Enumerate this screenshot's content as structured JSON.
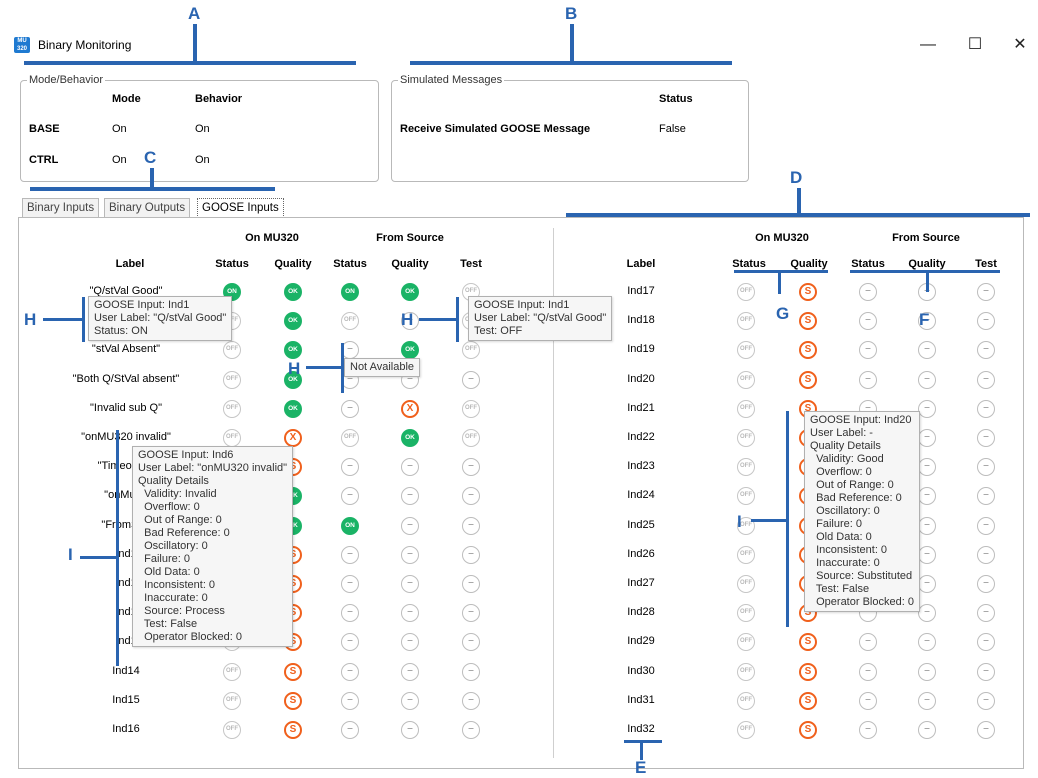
{
  "window": {
    "title": "Binary Monitoring",
    "icon": "MU\n320"
  },
  "controls": {
    "minimize": "—",
    "maximize": "☐",
    "close": "✕"
  },
  "mode_behavior": {
    "legend": "Mode/Behavior",
    "col_mode": "Mode",
    "col_behavior": "Behavior",
    "rows": [
      {
        "name": "BASE",
        "mode": "On",
        "behavior": "On"
      },
      {
        "name": "CTRL",
        "mode": "On",
        "behavior": "On"
      }
    ]
  },
  "simulated": {
    "legend": "Simulated Messages",
    "col_status": "Status",
    "row_label": "Receive Simulated GOOSE Message",
    "row_value": "False"
  },
  "tabs": [
    "Binary Inputs",
    "Binary Outputs",
    "GOOSE Inputs"
  ],
  "active_tab": 2,
  "table_headers": {
    "on_mu320": "On MU320",
    "from_source": "From Source",
    "label": "Label",
    "status": "Status",
    "quality": "Quality",
    "test": "Test"
  },
  "left_rows": [
    {
      "label": "\"Q/stVal Good\"",
      "s": "on",
      "q": "ok",
      "fs": "on",
      "fq": "ok",
      "t": "off"
    },
    {
      "label": "\"...\"",
      "s": "off",
      "q": "ok",
      "fs": "off",
      "fq": "na",
      "t": "off"
    },
    {
      "label": "\"stVal Absent\"",
      "s": "off",
      "q": "ok",
      "fs": "na",
      "fq": "ok",
      "t": "off"
    },
    {
      "label": "\"Both Q/StVal absent\"",
      "s": "off",
      "q": "ok",
      "fs": "na",
      "fq": "na",
      "t": "na"
    },
    {
      "label": "\"Invalid sub Q\"",
      "s": "off",
      "q": "ok",
      "fs": "na",
      "fq": "x",
      "t": "off"
    },
    {
      "label": "\"onMU320 invalid\"",
      "s": "off",
      "q": "x",
      "fs": "off",
      "fq": "ok",
      "t": "off"
    },
    {
      "label": "\"TimeoutSu",
      "s": "off",
      "q": "s",
      "fs": "na",
      "fq": "na",
      "t": "na"
    },
    {
      "label": "\"onMu32",
      "s": "off",
      "q": "ok",
      "fs": "na",
      "fq": "na",
      "t": "na"
    },
    {
      "label": "\"FromSou",
      "s": "off",
      "q": "ok",
      "fs": "on",
      "fq": "na",
      "t": "na"
    },
    {
      "label": "Ind1",
      "s": "off",
      "q": "s",
      "fs": "na",
      "fq": "na",
      "t": "na"
    },
    {
      "label": "Ind1",
      "s": "off",
      "q": "s",
      "fs": "na",
      "fq": "na",
      "t": "na"
    },
    {
      "label": "Ind1",
      "s": "off",
      "q": "s",
      "fs": "na",
      "fq": "na",
      "t": "na"
    },
    {
      "label": "Ind1",
      "s": "off",
      "q": "s",
      "fs": "na",
      "fq": "na",
      "t": "na"
    },
    {
      "label": "Ind14",
      "s": "off",
      "q": "s",
      "fs": "na",
      "fq": "na",
      "t": "na"
    },
    {
      "label": "Ind15",
      "s": "off",
      "q": "s",
      "fs": "na",
      "fq": "na",
      "t": "na"
    },
    {
      "label": "Ind16",
      "s": "off",
      "q": "s",
      "fs": "na",
      "fq": "na",
      "t": "na"
    }
  ],
  "right_rows": [
    {
      "label": "Ind17",
      "s": "off",
      "q": "s",
      "fs": "na",
      "fq": "na",
      "t": "na"
    },
    {
      "label": "Ind18",
      "s": "off",
      "q": "s",
      "fs": "na",
      "fq": "na",
      "t": "na"
    },
    {
      "label": "Ind19",
      "s": "off",
      "q": "s",
      "fs": "na",
      "fq": "na",
      "t": "na"
    },
    {
      "label": "Ind20",
      "s": "off",
      "q": "s",
      "fs": "na",
      "fq": "na",
      "t": "na"
    },
    {
      "label": "Ind21",
      "s": "off",
      "q": "s",
      "fs": "na",
      "fq": "na",
      "t": "na"
    },
    {
      "label": "Ind22",
      "s": "off",
      "q": "s",
      "fs": "na",
      "fq": "na",
      "t": "na"
    },
    {
      "label": "Ind23",
      "s": "off",
      "q": "s",
      "fs": "na",
      "fq": "na",
      "t": "na"
    },
    {
      "label": "Ind24",
      "s": "off",
      "q": "s",
      "fs": "na",
      "fq": "na",
      "t": "na"
    },
    {
      "label": "Ind25",
      "s": "off",
      "q": "s",
      "fs": "na",
      "fq": "na",
      "t": "na"
    },
    {
      "label": "Ind26",
      "s": "off",
      "q": "s",
      "fs": "na",
      "fq": "na",
      "t": "na"
    },
    {
      "label": "Ind27",
      "s": "off",
      "q": "s",
      "fs": "na",
      "fq": "na",
      "t": "na"
    },
    {
      "label": "Ind28",
      "s": "off",
      "q": "s",
      "fs": "na",
      "fq": "na",
      "t": "na"
    },
    {
      "label": "Ind29",
      "s": "off",
      "q": "s",
      "fs": "na",
      "fq": "na",
      "t": "na"
    },
    {
      "label": "Ind30",
      "s": "off",
      "q": "s",
      "fs": "na",
      "fq": "na",
      "t": "na"
    },
    {
      "label": "Ind31",
      "s": "off",
      "q": "s",
      "fs": "na",
      "fq": "na",
      "t": "na"
    },
    {
      "label": "Ind32",
      "s": "off",
      "q": "s",
      "fs": "na",
      "fq": "na",
      "t": "na"
    }
  ],
  "indicator_text": {
    "off": "OFF",
    "on": "ON",
    "ok": "OK",
    "s": "S",
    "x": "X",
    "na": "–"
  },
  "tooltips": {
    "ind1_left": [
      "GOOSE Input: Ind1",
      "User Label: \"Q/stVal Good\"",
      "Status: ON"
    ],
    "ind1_source": [
      "GOOSE Input: Ind1",
      "User Label: \"Q/stVal Good\"",
      "Test: OFF"
    ],
    "not_available": [
      "Not Available"
    ],
    "ind6": [
      "GOOSE Input: Ind6",
      "User Label: \"onMU320 invalid\"",
      "Quality Details",
      "  Validity: Invalid",
      "  Overflow: 0",
      "  Out of Range: 0",
      "  Bad Reference: 0",
      "  Oscillatory: 0",
      "  Failure: 0",
      "  Old Data: 0",
      "  Inconsistent: 0",
      "  Inaccurate: 0",
      "  Source: Process",
      "  Test: False",
      "  Operator Blocked: 0"
    ],
    "ind20": [
      "GOOSE Input: Ind20",
      "User Label: -",
      "Quality Details",
      "  Validity: Good",
      "  Overflow: 0",
      "  Out of Range: 0",
      "  Bad Reference: 0",
      "  Oscillatory: 0",
      "  Failure: 0",
      "  Old Data: 0",
      "  Inconsistent: 0",
      "  Inaccurate: 0",
      "  Source: Substituted",
      "  Test: False",
      "  Operator Blocked: 0"
    ]
  },
  "annotations": {
    "A": "A",
    "B": "B",
    "C": "C",
    "D": "D",
    "E": "E",
    "F": "F",
    "G": "G",
    "H": "H",
    "I": "I"
  },
  "colors": {
    "green": "#1ab366",
    "orange": "#f0601c",
    "annotation": "#2a64b0"
  }
}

Exercise requirements:
Repeat each entry exactly as given; no pictures belong in the copy.

Exercise result:
Enumerate this screenshot's content as structured JSON.
{
  "window": {
    "title": "Binary Monitoring",
    "icon": "MU\n320"
  },
  "controls": {
    "minimize": "—",
    "maximize": "☐",
    "close": "✕"
  },
  "mode_behavior": {
    "legend": "Mode/Behavior",
    "col_mode": "Mode",
    "col_behavior": "Behavior",
    "rows": [
      {
        "name": "BASE",
        "mode": "On",
        "behavior": "On"
      },
      {
        "name": "CTRL",
        "mode": "On",
        "behavior": "On"
      }
    ]
  },
  "simulated": {
    "legend": "Simulated Messages",
    "col_status": "Status",
    "row_label": "Receive Simulated GOOSE Message",
    "row_value": "False"
  },
  "tabs": [
    "Binary Inputs",
    "Binary Outputs",
    "GOOSE Inputs"
  ],
  "active_tab": 2,
  "table_headers": {
    "on_mu320": "On MU320",
    "from_source": "From Source",
    "label": "Label",
    "status": "Status",
    "quality": "Quality",
    "test": "Test"
  },
  "left_rows": [
    {
      "label": "\"Q/stVal Good\"",
      "s": "on",
      "q": "ok",
      "fs": "on",
      "fq": "ok",
      "t": "off"
    },
    {
      "label": "\"...\"",
      "s": "off",
      "q": "ok",
      "fs": "off",
      "fq": "na",
      "t": "off"
    },
    {
      "label": "\"stVal Absent\"",
      "s": "off",
      "q": "ok",
      "fs": "na",
      "fq": "ok",
      "t": "off"
    },
    {
      "label": "\"Both Q/StVal absent\"",
      "s": "off",
      "q": "ok",
      "fs": "na",
      "fq": "na",
      "t": "na"
    },
    {
      "label": "\"Invalid sub Q\"",
      "s": "off",
      "q": "ok",
      "fs": "na",
      "fq": "x",
      "t": "off"
    },
    {
      "label": "\"onMU320 invalid\"",
      "s": "off",
      "q": "x",
      "fs": "off",
      "fq": "ok",
      "t": "off"
    },
    {
      "label": "\"TimeoutSu",
      "s": "off",
      "q": "s",
      "fs": "na",
      "fq": "na",
      "t": "na"
    },
    {
      "label": "\"onMu32",
      "s": "off",
      "q": "ok",
      "fs": "na",
      "fq": "na",
      "t": "na"
    },
    {
      "label": "\"FromSou",
      "s": "off",
      "q": "ok",
      "fs": "on",
      "fq": "na",
      "t": "na"
    },
    {
      "label": "Ind1",
      "s": "off",
      "q": "s",
      "fs": "na",
      "fq": "na",
      "t": "na"
    },
    {
      "label": "Ind1",
      "s": "off",
      "q": "s",
      "fs": "na",
      "fq": "na",
      "t": "na"
    },
    {
      "label": "Ind1",
      "s": "off",
      "q": "s",
      "fs": "na",
      "fq": "na",
      "t": "na"
    },
    {
      "label": "Ind1",
      "s": "off",
      "q": "s",
      "fs": "na",
      "fq": "na",
      "t": "na"
    },
    {
      "label": "Ind14",
      "s": "off",
      "q": "s",
      "fs": "na",
      "fq": "na",
      "t": "na"
    },
    {
      "label": "Ind15",
      "s": "off",
      "q": "s",
      "fs": "na",
      "fq": "na",
      "t": "na"
    },
    {
      "label": "Ind16",
      "s": "off",
      "q": "s",
      "fs": "na",
      "fq": "na",
      "t": "na"
    }
  ],
  "right_rows": [
    {
      "label": "Ind17",
      "s": "off",
      "q": "s",
      "fs": "na",
      "fq": "na",
      "t": "na"
    },
    {
      "label": "Ind18",
      "s": "off",
      "q": "s",
      "fs": "na",
      "fq": "na",
      "t": "na"
    },
    {
      "label": "Ind19",
      "s": "off",
      "q": "s",
      "fs": "na",
      "fq": "na",
      "t": "na"
    },
    {
      "label": "Ind20",
      "s": "off",
      "q": "s",
      "fs": "na",
      "fq": "na",
      "t": "na"
    },
    {
      "label": "Ind21",
      "s": "off",
      "q": "s",
      "fs": "na",
      "fq": "na",
      "t": "na"
    },
    {
      "label": "Ind22",
      "s": "off",
      "q": "s",
      "fs": "na",
      "fq": "na",
      "t": "na"
    },
    {
      "label": "Ind23",
      "s": "off",
      "q": "s",
      "fs": "na",
      "fq": "na",
      "t": "na"
    },
    {
      "label": "Ind24",
      "s": "off",
      "q": "s",
      "fs": "na",
      "fq": "na",
      "t": "na"
    },
    {
      "label": "Ind25",
      "s": "off",
      "q": "s",
      "fs": "na",
      "fq": "na",
      "t": "na"
    },
    {
      "label": "Ind26",
      "s": "off",
      "q": "s",
      "fs": "na",
      "fq": "na",
      "t": "na"
    },
    {
      "label": "Ind27",
      "s": "off",
      "q": "s",
      "fs": "na",
      "fq": "na",
      "t": "na"
    },
    {
      "label": "Ind28",
      "s": "off",
      "q": "s",
      "fs": "na",
      "fq": "na",
      "t": "na"
    },
    {
      "label": "Ind29",
      "s": "off",
      "q": "s",
      "fs": "na",
      "fq": "na",
      "t": "na"
    },
    {
      "label": "Ind30",
      "s": "off",
      "q": "s",
      "fs": "na",
      "fq": "na",
      "t": "na"
    },
    {
      "label": "Ind31",
      "s": "off",
      "q": "s",
      "fs": "na",
      "fq": "na",
      "t": "na"
    },
    {
      "label": "Ind32",
      "s": "off",
      "q": "s",
      "fs": "na",
      "fq": "na",
      "t": "na"
    }
  ],
  "indicator_text": {
    "off": "OFF",
    "on": "ON",
    "ok": "OK",
    "s": "S",
    "x": "X",
    "na": "–"
  },
  "tooltips": {
    "ind1_left": [
      "GOOSE Input: Ind1",
      "User Label: \"Q/stVal Good\"",
      "Status: ON"
    ],
    "ind1_source": [
      "GOOSE Input: Ind1",
      "User Label: \"Q/stVal Good\"",
      "Test: OFF"
    ],
    "not_available": [
      "Not Available"
    ],
    "ind6": [
      "GOOSE Input: Ind6",
      "User Label: \"onMU320 invalid\"",
      "Quality Details",
      "  Validity: Invalid",
      "  Overflow: 0",
      "  Out of Range: 0",
      "  Bad Reference: 0",
      "  Oscillatory: 0",
      "  Failure: 0",
      "  Old Data: 0",
      "  Inconsistent: 0",
      "  Inaccurate: 0",
      "  Source: Process",
      "  Test: False",
      "  Operator Blocked: 0"
    ],
    "ind20": [
      "GOOSE Input: Ind20",
      "User Label: -",
      "Quality Details",
      "  Validity: Good",
      "  Overflow: 0",
      "  Out of Range: 0",
      "  Bad Reference: 0",
      "  Oscillatory: 0",
      "  Failure: 0",
      "  Old Data: 0",
      "  Inconsistent: 0",
      "  Inaccurate: 0",
      "  Source: Substituted",
      "  Test: False",
      "  Operator Blocked: 0"
    ]
  },
  "annotations": {
    "A": "A",
    "B": "B",
    "C": "C",
    "D": "D",
    "E": "E",
    "F": "F",
    "G": "G",
    "H": "H",
    "I": "I"
  },
  "colors": {
    "green": "#1ab366",
    "orange": "#f0601c",
    "annotation": "#2a64b0"
  }
}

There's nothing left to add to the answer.